- Stored data
--- start ---
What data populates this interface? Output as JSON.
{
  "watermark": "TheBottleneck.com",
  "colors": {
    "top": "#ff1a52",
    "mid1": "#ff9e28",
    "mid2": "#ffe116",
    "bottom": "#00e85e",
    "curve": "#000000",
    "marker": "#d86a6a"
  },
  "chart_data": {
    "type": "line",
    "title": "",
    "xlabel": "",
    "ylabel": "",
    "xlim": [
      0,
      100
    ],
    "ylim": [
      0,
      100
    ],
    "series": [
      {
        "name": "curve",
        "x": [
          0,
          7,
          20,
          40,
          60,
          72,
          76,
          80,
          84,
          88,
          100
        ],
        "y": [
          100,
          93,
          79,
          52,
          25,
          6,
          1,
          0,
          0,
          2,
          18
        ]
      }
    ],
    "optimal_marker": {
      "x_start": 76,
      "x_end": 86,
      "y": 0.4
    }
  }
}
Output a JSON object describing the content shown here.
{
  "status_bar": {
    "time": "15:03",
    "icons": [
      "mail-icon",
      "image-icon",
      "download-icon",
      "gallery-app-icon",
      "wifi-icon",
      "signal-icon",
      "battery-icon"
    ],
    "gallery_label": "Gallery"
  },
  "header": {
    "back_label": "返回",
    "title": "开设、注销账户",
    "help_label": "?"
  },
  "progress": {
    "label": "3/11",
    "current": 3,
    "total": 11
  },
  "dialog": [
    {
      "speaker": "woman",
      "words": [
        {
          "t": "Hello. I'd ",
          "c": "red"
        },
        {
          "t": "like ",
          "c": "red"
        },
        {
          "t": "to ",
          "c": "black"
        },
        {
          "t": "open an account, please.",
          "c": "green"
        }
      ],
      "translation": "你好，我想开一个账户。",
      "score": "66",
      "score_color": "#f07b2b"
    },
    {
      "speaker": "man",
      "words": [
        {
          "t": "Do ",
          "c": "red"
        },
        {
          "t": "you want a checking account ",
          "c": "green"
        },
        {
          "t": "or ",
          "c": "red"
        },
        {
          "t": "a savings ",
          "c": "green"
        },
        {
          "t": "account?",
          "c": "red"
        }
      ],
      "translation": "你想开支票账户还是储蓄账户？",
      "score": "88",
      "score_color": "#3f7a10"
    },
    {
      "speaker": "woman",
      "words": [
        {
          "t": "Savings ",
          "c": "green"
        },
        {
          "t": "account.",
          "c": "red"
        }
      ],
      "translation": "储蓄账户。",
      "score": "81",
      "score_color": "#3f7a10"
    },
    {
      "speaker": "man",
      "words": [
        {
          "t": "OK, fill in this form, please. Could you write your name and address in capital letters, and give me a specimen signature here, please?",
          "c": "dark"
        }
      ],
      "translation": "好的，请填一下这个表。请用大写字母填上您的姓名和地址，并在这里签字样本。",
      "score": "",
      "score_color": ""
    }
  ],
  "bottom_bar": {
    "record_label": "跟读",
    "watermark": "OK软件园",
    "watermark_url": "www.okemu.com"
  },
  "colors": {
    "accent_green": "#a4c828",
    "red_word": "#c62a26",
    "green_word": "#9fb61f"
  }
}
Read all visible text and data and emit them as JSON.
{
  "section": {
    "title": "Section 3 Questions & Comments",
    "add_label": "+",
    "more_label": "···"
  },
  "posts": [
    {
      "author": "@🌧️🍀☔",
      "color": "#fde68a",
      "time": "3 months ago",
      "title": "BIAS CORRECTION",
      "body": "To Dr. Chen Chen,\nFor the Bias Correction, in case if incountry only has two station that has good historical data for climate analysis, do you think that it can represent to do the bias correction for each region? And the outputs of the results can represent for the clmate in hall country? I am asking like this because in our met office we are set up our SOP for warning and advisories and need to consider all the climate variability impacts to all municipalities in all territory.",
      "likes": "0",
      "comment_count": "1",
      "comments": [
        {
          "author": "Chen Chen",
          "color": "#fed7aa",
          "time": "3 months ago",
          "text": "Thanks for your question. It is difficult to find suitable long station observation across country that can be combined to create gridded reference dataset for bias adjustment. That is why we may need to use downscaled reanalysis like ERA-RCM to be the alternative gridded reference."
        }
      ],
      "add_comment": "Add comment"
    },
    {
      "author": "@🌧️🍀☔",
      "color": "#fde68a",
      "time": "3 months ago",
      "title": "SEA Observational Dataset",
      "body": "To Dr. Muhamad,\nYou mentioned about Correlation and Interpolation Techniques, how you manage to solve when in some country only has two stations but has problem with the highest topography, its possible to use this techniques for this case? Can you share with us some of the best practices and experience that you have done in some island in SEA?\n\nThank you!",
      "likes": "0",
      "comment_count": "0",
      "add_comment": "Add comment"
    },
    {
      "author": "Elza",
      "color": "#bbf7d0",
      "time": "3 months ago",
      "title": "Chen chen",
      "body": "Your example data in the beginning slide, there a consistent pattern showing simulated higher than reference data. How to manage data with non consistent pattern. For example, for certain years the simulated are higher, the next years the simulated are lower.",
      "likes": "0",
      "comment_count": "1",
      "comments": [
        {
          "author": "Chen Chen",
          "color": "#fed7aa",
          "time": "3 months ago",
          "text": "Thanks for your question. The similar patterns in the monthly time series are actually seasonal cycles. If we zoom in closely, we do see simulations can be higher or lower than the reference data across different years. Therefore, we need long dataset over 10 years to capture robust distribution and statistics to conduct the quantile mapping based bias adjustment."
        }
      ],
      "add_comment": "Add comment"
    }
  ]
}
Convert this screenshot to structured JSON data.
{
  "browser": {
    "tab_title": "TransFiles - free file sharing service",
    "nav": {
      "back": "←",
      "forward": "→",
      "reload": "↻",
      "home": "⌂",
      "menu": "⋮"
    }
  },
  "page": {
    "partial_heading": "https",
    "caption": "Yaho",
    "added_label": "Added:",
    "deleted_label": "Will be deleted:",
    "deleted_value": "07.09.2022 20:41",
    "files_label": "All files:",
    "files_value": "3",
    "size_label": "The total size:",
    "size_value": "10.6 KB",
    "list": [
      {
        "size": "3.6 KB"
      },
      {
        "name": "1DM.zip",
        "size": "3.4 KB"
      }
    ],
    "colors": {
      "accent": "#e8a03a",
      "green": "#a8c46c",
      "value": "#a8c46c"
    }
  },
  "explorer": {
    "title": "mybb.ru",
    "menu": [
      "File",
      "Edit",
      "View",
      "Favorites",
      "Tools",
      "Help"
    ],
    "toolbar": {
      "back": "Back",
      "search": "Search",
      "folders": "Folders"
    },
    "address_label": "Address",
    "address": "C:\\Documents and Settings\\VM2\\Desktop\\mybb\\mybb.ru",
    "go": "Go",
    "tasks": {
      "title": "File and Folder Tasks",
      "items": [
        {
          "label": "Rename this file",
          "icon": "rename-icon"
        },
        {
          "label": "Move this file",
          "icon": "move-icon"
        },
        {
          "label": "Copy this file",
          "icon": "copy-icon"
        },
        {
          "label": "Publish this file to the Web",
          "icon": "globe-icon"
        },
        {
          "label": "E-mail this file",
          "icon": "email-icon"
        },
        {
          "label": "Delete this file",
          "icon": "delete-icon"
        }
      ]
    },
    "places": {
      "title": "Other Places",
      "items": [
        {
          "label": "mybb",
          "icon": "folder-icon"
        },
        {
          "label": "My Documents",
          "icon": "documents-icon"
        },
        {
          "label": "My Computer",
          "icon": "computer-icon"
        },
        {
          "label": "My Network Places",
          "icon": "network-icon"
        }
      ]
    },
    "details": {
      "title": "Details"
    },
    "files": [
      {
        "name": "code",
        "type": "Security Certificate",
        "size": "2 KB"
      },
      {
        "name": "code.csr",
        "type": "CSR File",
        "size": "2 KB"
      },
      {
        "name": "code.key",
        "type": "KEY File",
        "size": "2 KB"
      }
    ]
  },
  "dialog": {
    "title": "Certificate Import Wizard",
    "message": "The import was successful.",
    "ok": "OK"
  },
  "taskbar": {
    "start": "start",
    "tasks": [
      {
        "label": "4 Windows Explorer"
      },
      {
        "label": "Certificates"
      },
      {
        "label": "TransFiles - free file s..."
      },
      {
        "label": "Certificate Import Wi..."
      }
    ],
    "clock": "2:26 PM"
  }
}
--- end ---
Which lines include the word "TransFiles"? List them all.

    "tab_title": "TransFiles - free file sharing service",
        "label": "TransFiles - free file s..."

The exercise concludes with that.